• [AIM OF THE EXERCISE]: Each line that follows is to be retyped exactly.

• [DATA FOR PROCESSING]:
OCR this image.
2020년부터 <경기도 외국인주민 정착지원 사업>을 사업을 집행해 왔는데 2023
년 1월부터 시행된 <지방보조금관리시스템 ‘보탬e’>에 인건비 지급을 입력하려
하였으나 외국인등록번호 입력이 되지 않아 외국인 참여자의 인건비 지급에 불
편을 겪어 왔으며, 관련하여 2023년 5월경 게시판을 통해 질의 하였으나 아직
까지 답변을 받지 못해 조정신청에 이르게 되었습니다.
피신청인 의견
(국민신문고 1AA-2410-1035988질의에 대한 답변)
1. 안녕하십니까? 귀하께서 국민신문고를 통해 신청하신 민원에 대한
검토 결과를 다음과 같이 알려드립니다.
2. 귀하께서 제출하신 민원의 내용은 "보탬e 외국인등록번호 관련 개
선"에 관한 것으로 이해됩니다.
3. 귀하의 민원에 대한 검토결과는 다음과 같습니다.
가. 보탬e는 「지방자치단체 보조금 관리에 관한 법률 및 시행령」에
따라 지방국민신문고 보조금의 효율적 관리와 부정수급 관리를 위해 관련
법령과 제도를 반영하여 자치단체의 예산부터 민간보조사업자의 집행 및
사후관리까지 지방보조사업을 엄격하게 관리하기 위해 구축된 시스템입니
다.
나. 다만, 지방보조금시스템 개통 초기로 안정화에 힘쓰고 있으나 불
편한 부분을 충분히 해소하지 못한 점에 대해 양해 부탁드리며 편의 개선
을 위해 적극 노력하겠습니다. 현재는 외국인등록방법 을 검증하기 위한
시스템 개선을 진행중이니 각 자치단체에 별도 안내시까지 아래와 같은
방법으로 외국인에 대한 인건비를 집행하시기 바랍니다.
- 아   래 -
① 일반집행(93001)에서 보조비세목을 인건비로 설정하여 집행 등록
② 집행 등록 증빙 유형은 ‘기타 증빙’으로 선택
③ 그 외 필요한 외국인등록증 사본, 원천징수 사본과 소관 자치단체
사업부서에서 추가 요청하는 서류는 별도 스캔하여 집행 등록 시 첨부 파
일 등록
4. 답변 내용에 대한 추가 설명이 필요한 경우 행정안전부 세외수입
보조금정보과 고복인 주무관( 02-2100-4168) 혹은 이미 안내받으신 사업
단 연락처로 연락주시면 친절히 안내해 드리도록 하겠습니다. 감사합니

• [FINISHED TASK]:
OCR this image.
2020년부터 <경기도 외국인주민 정착지원 사업>을 사업을 집행해 왔는데 2023
년 1월부터 시행된 <지방보조금관리시스템 ‘보탬e’>에 인건비 지급을 입력하려
하였으나 외국인등록번호 입력이 되지 않아 외국인 참여자의 인건비 지급에 불
편을 겪어 왔으며, 관련하여 2023년 5월경 게시판을 통해 질의 하였으나 아직
까지 답변을 받지 못해 조정신청에 이르게 되었습니다.
피신청인 의견
(국민신문고 1AA-2410-1035988질의에 대한 답변)
1. 안녕하십니까? 귀하께서 국민신문고를 통해 신청하신 민원에 대한
검토 결과를 다음과 같이 알려드립니다.
2. 귀하께서 제출하신 민원의 내용은 "보탬e 외국인등록번호 관련 개
선"에 관한 것으로 이해됩니다.
3. 귀하의 민원에 대한 검토결과는 다음과 같습니다.
가. 보탬e는 「지방자치단체 보조금 관리에 관한 법률 및 시행령」에
따라 지방국민신문고 보조금의 효율적 관리와 부정수급 관리를 위해 관련
법령과 제도를 반영하여 자치단체의 예산부터 민간보조사업자의 집행 및
사후관리까지 지방보조사업을 엄격하게 관리하기 위해 구축된 시스템입니
다.
나. 다만, 지방보조금시스템 개통 초기로 안정화에 힘쓰고 있으나 불
편한 부분을 충분히 해소하지 못한 점에 대해 양해 부탁드리며 편의 개선
을 위해 적극 노력하겠습니다. 현재는 외국인등록방법 을 검증하기 위한
시스템 개선을 진행중이니 각 자치단체에 별도 안내시까지 아래와 같은
방법으로 외국인에 대한 인건비를 집행하시기 바랍니다.
- 아   래 -
① 일반집행(93001)에서 보조비세목을 인건비로 설정하여 집행 등록
② 집행 등록 증빙 유형은 ‘기타 증빙’으로 선택
③ 그 외 필요한 외국인등록증 사본, 원천징수 사본과 소관 자치단체
사업부서에서 추가 요청하는 서류는 별도 스캔하여 집행 등록 시 첨부 파
일 등록
4. 답변 내용에 대한 추가 설명이 필요한 경우 행정안전부 세외수입
보조금정보과 고복인 주무관( 02-2100-4168) 혹은 이미 안내받으신 사업
단 연락처로 연락주시면 친절히 안내해 드리도록 하겠습니다. 감사합니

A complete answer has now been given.